-- Start of RECORDS PROVIDED --
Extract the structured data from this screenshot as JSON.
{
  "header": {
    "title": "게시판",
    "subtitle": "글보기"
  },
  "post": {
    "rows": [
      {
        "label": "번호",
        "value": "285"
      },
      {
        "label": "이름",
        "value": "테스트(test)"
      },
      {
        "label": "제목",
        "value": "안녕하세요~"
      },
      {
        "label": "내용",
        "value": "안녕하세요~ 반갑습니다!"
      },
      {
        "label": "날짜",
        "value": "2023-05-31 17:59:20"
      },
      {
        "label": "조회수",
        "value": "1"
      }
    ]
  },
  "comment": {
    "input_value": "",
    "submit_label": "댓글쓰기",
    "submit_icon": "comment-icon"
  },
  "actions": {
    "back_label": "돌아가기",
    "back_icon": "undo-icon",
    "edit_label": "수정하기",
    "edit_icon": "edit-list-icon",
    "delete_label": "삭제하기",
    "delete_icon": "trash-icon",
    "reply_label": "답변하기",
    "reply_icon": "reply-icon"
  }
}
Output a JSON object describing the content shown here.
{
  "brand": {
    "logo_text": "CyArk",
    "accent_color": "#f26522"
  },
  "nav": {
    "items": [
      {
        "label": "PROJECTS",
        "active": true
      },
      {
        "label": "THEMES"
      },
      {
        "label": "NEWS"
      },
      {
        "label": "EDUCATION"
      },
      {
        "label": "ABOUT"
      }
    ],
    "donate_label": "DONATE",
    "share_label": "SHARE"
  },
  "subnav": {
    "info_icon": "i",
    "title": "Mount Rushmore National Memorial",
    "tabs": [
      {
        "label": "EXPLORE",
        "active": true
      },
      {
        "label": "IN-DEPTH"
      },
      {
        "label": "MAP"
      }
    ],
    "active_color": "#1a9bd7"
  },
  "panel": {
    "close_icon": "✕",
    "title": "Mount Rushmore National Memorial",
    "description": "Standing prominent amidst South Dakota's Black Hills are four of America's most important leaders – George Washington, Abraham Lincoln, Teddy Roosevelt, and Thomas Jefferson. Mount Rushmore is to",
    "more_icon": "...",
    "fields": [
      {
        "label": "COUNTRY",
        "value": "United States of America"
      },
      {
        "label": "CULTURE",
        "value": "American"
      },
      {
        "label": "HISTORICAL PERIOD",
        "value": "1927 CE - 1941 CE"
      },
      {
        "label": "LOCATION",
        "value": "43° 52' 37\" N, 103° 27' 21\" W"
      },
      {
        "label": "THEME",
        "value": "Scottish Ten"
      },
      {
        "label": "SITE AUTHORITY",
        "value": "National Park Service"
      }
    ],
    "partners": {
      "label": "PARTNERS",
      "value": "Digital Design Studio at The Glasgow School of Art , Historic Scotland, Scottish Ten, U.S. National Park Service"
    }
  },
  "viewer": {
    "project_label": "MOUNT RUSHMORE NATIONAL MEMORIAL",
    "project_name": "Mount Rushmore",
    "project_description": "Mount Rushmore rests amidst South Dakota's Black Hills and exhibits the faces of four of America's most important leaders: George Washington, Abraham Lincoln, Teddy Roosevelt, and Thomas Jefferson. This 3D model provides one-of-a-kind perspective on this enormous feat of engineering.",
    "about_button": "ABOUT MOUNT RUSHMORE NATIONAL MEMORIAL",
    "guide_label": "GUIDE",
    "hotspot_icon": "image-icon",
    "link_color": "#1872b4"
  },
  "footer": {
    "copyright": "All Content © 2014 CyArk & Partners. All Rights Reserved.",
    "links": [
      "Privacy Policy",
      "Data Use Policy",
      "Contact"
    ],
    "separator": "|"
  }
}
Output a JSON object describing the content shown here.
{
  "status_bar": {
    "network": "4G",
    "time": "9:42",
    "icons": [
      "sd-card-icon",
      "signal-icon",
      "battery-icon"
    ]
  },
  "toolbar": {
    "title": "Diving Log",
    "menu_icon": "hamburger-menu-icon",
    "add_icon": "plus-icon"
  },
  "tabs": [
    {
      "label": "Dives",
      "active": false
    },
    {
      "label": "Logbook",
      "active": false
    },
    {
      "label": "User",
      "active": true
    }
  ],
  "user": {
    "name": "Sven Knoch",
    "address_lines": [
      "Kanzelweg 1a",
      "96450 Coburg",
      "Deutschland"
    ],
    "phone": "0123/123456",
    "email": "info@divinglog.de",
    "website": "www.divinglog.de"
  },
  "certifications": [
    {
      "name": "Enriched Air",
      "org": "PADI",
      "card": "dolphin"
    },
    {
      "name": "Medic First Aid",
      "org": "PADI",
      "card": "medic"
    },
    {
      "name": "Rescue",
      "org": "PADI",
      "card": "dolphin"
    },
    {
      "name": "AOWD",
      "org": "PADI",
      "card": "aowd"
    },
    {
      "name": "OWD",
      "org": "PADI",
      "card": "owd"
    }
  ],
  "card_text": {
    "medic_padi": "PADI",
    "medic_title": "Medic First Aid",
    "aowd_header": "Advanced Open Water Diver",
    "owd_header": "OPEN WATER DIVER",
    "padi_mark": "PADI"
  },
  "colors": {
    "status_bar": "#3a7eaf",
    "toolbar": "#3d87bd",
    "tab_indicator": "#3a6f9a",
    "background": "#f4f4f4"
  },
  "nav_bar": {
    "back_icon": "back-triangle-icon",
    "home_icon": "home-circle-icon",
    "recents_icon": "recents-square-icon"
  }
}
-- End of RECORDS PROVIDED --
GIVEN PROBLEM
Would you give the material above again, complete and exact?

EXERCISE ANSWER
Extract the structured data from this screenshot as JSON.
{
  "header": {
    "title": "게시판",
    "subtitle": "글보기"
  },
  "post": {
    "rows": [
      {
        "label": "번호",
        "value": "285"
      },
      {
        "label": "이름",
        "value": "테스트(test)"
      },
      {
        "label": "제목",
        "value": "안녕하세요~"
      },
      {
        "label": "내용",
        "value": "안녕하세요~ 반갑습니다!"
      },
      {
        "label": "날짜",
        "value": "2023-05-31 17:59:20"
      },
      {
        "label": "조회수",
        "value": "1"
      }
    ]
  },
  "comment": {
    "input_value": "",
    "submit_label": "댓글쓰기",
    "submit_icon": "comment-icon"
  },
  "actions": {
    "back_label": "돌아가기",
    "back_icon": "undo-icon",
    "edit_label": "수정하기",
    "edit_icon": "edit-list-icon",
    "delete_label": "삭제하기",
    "delete_icon": "trash-icon",
    "reply_label": "답변하기",
    "reply_icon": "reply-icon"
  }
}
Output a JSON object describing the content shown here.
{
  "brand": {
    "logo_text": "CyArk",
    "accent_color": "#f26522"
  },
  "nav": {
    "items": [
      {
        "label": "PROJECTS",
        "active": true
      },
      {
        "label": "THEMES"
      },
      {
        "label": "NEWS"
      },
      {
        "label": "EDUCATION"
      },
      {
        "label": "ABOUT"
      }
    ],
    "donate_label": "DONATE",
    "share_label": "SHARE"
  },
  "subnav": {
    "info_icon": "i",
    "title": "Mount Rushmore National Memorial",
    "tabs": [
      {
        "label": "EXPLORE",
        "active": true
      },
      {
        "label": "IN-DEPTH"
      },
      {
        "label": "MAP"
      }
    ],
    "active_color": "#1a9bd7"
  },
  "panel": {
    "close_icon": "✕",
    "title": "Mount Rushmore National Memorial",
    "description": "Standing prominent amidst South Dakota's Black Hills are four of America's most important leaders – George Washington, Abraham Lincoln, Teddy Roosevelt, and Thomas Jefferson. Mount Rushmore is to",
    "more_icon": "...",
    "fields": [
      {
        "label": "COUNTRY",
        "value": "United States of America"
      },
      {
        "label": "CULTURE",
        "value": "American"
      },
      {
        "label": "HISTORICAL PERIOD",
        "value": "1927 CE - 1941 CE"
      },
      {
        "label": "LOCATION",
        "value": "43° 52' 37\" N, 103° 27' 21\" W"
      },
      {
        "label": "THEME",
        "value": "Scottish Ten"
      },
      {
        "label": "SITE AUTHORITY",
        "value": "National Park Service"
      }
    ],
    "partners": {
      "label": "PARTNERS",
      "value": "Digital Design Studio at The Glasgow School of Art , Historic Scotland, Scottish Ten, U.S. National Park Service"
    }
  },
  "viewer": {
    "project_label": "MOUNT RUSHMORE NATIONAL MEMORIAL",
    "project_name": "Mount Rushmore",
    "project_description": "Mount Rushmore rests amidst South Dakota's Black Hills and exhibits the faces of four of America's most important leaders: George Washington, Abraham Lincoln, Teddy Roosevelt, and Thomas Jefferson. This 3D model provides one-of-a-kind perspective on this enormous feat of engineering.",
    "about_button": "ABOUT MOUNT RUSHMORE NATIONAL MEMORIAL",
    "guide_label": "GUIDE",
    "hotspot_icon": "image-icon",
    "link_color": "#1872b4"
  },
  "footer": {
    "copyright": "All Content © 2014 CyArk & Partners. All Rights Reserved.",
    "links": [
      "Privacy Policy",
      "Data Use Policy",
      "Contact"
    ],
    "separator": "|"
  }
}
Output a JSON object describing the content shown here.
{
  "status_bar": {
    "network": "4G",
    "time": "9:42",
    "icons": [
      "sd-card-icon",
      "signal-icon",
      "battery-icon"
    ]
  },
  "toolbar": {
    "title": "Diving Log",
    "menu_icon": "hamburger-menu-icon",
    "add_icon": "plus-icon"
  },
  "tabs": [
    {
      "label": "Dives",
      "active": false
    },
    {
      "label": "Logbook",
      "active": false
    },
    {
      "label": "User",
      "active": true
    }
  ],
  "user": {
    "name": "Sven Knoch",
    "address_lines": [
      "Kanzelweg 1a",
      "96450 Coburg",
      "Deutschland"
    ],
    "phone": "0123/123456",
    "email": "info@divinglog.de",
    "website": "www.divinglog.de"
  },
  "certifications": [
    {
      "name": "Enriched Air",
      "org": "PADI",
      "card": "dolphin"
    },
    {
      "name": "Medic First Aid",
      "org": "PADI",
      "card": "medic"
    },
    {
      "name": "Rescue",
      "org": "PADI",
      "card": "dolphin"
    },
    {
      "name": "AOWD",
      "org": "PADI",
      "card": "aowd"
    },
    {
      "name": "OWD",
      "org": "PADI",
      "card": "owd"
    }
  ],
  "card_text": {
    "medic_padi": "PADI",
    "medic_title": "Medic First Aid",
    "aowd_header": "Advanced Open Water Diver",
    "owd_header": "OPEN WATER DIVER",
    "padi_mark": "PADI"
  },
  "colors": {
    "status_bar": "#3a7eaf",
    "toolbar": "#3d87bd",
    "tab_indicator": "#3a6f9a",
    "background": "#f4f4f4"
  },
  "nav_bar": {
    "back_icon": "back-triangle-icon",
    "home_icon": "home-circle-icon",
    "recents_icon": "recents-square-icon"
  }
}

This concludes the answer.